Photo by Nadodi

If there’s one thing that Malaysia can pride itself over, it’s being a melting pot of cultures. And if the food is anything to go by, this diversity is apparent in the myriad cuisines available all over the country’s vibrant capital city, Kuala Lumpur (KL). 

While you’ll find local flavours of Malay, Chinese, and Indian food easily, with KL being such a cosmopolitan city, you see plenty of other international cuisines take centre stage on the local food scene. Here are the restaurants that serve up either the most unique or authentic gastronomic experiences that allow you to taste the world in KL in whole new ways. Look out for a little bonus at the end!


Photo by Chippy KL

If you’ve got a hankering for a good ol’ Sunday Roast or traditional fish and chips, head over to The Magnificent Fish & Chips Bar. Easily the best chippy in the city, we can promise that you won’t be disappointed. 

Choose from Barramundi, Icelandic Cod, Norwegian Halibut, or the catch of the day fried in a crunchy homemade batter and served with thick steak chips for the classic pairing that’s fish and chips. Meanwhile, pie fans will definitely want to indulge in the creamy, steamy, and flaky Cumberland fish pie. For the Sunday roast, pick either lamb or beef served with a side of veggies and – what else – but Yorkshire pudding! It really doesn’t get any more English than this. 


Photo by Nadodi

Step away from the mamak stall and discover Indian food in a whole new way. A fine dining alternative to the usual banana leaf rice and roadside rotis, Nadodi takes their guests on a truly immersive journey along a well-worn path once navigated by nomadic tribes. The gastronomic journey kicks off at Tamil Nadu before moving on to Kerala, and culminating in Sri Lanka. When here, you can select from one of three degustation menus that transform traditional dishes into something vibrant, engaging, and modern.

## EXERCISE DIRECTIONS
In the Kuala Lumpur restaurant guide, where does the gastronomic journey at Nadodi culminate?

## DATASET RECORDS

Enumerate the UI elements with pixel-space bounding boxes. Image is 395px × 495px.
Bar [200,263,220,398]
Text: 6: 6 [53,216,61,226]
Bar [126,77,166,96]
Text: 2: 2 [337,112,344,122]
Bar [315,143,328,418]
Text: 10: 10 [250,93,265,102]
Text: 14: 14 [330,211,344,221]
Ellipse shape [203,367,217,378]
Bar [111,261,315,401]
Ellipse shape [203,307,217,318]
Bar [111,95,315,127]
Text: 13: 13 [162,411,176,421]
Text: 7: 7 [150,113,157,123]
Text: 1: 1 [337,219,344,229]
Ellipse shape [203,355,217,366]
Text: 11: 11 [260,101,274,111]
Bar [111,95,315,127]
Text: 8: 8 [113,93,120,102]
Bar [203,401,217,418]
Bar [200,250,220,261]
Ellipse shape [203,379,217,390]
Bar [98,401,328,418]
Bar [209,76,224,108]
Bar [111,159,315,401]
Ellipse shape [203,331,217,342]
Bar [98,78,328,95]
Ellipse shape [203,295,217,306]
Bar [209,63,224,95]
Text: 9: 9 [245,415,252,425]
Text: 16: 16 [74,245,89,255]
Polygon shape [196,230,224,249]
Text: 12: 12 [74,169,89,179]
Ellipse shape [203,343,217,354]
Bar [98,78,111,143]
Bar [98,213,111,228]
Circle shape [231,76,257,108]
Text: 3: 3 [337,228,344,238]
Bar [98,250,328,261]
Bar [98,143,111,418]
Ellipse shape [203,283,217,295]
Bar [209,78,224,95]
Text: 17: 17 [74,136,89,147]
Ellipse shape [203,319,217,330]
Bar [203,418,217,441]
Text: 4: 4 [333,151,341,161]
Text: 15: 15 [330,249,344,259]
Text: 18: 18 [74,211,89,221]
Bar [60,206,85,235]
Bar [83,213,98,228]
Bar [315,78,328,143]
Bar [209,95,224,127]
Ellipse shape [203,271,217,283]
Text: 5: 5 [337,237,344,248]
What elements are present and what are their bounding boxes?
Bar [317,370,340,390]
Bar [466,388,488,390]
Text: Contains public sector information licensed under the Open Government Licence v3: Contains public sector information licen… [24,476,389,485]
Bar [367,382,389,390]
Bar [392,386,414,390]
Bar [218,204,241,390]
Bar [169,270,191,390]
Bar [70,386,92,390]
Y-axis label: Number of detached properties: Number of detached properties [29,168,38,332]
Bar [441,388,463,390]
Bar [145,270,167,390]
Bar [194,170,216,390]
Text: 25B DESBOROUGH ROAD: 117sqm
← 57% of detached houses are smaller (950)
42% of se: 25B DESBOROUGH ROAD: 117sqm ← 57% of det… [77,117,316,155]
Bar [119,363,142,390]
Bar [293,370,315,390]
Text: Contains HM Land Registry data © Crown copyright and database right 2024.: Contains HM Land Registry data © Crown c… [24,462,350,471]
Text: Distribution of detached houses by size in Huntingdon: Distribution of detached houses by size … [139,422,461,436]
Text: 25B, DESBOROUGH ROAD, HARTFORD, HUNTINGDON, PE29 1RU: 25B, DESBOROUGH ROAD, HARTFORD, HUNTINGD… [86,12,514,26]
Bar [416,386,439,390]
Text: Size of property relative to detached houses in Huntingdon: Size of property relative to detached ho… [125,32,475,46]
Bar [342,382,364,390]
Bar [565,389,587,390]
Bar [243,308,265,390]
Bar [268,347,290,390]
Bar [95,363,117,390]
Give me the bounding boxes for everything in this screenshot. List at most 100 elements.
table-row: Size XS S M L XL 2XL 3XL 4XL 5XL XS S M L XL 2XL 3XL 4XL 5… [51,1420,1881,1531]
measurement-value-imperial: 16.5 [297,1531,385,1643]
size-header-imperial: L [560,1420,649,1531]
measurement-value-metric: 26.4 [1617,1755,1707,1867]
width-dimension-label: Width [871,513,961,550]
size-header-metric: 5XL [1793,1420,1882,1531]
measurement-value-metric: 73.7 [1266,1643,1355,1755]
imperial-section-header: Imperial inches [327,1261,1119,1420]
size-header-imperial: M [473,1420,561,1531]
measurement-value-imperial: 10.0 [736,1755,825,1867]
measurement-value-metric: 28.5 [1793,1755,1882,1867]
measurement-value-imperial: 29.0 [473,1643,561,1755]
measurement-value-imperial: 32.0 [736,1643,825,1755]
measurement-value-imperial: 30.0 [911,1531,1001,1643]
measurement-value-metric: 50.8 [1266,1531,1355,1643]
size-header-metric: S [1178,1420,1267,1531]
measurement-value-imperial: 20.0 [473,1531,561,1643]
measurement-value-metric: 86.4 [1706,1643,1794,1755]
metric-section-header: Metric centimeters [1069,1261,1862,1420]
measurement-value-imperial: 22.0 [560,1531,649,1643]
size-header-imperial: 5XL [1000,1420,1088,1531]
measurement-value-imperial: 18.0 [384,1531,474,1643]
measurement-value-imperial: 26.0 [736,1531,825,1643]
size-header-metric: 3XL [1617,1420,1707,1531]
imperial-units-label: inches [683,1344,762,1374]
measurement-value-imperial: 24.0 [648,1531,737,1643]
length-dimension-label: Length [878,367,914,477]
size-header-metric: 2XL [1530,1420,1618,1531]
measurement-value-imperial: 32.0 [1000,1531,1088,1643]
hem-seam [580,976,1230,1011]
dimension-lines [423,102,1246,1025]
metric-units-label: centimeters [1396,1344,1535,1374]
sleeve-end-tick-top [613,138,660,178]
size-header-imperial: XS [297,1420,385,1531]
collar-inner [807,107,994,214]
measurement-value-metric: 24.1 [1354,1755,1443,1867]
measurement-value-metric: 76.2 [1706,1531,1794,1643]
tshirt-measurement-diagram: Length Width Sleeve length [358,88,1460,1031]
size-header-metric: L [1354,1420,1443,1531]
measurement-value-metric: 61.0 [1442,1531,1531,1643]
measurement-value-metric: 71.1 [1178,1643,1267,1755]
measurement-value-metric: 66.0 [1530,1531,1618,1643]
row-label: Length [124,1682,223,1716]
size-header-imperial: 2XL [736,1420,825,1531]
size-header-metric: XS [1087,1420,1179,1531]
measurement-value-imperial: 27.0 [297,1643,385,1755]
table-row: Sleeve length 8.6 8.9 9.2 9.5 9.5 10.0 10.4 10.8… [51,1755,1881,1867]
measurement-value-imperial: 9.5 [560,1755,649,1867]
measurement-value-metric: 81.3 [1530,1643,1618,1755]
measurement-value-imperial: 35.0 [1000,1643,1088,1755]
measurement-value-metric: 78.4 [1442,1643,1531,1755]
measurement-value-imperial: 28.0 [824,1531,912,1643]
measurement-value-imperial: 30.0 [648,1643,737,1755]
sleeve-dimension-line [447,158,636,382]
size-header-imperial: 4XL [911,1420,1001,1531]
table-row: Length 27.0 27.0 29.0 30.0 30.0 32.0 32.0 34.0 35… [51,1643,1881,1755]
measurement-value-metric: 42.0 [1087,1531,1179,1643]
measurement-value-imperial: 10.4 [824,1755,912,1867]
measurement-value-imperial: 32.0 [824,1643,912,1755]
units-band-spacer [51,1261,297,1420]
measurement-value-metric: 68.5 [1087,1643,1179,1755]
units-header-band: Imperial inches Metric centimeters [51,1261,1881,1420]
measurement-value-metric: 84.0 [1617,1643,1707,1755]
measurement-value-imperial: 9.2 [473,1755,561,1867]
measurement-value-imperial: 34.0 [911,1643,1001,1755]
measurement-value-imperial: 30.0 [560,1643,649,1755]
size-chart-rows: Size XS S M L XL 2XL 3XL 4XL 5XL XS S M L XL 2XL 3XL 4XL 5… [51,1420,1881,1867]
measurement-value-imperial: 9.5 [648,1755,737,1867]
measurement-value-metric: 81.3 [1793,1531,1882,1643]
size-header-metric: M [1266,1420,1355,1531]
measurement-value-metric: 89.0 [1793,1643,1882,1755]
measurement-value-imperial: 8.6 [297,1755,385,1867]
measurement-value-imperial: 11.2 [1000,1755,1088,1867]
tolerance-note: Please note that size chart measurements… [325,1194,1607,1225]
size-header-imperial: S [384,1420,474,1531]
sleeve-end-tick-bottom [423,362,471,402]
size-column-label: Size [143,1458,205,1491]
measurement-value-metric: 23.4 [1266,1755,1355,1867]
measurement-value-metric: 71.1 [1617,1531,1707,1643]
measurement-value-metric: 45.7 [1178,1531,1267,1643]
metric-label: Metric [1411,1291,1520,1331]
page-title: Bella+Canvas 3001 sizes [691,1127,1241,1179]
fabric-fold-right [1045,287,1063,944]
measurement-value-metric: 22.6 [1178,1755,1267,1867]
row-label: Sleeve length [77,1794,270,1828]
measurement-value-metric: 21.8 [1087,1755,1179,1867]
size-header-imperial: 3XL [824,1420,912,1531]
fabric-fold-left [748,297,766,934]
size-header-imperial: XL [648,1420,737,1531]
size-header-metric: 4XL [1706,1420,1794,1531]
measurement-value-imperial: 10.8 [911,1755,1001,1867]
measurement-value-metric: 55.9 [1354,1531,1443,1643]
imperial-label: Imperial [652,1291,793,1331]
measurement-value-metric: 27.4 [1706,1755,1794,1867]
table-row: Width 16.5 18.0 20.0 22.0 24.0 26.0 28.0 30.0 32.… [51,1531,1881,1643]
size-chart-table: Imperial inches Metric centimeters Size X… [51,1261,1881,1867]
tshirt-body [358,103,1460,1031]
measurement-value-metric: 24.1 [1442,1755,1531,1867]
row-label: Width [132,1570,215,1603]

## CORRECT RESULT
Sri Lanka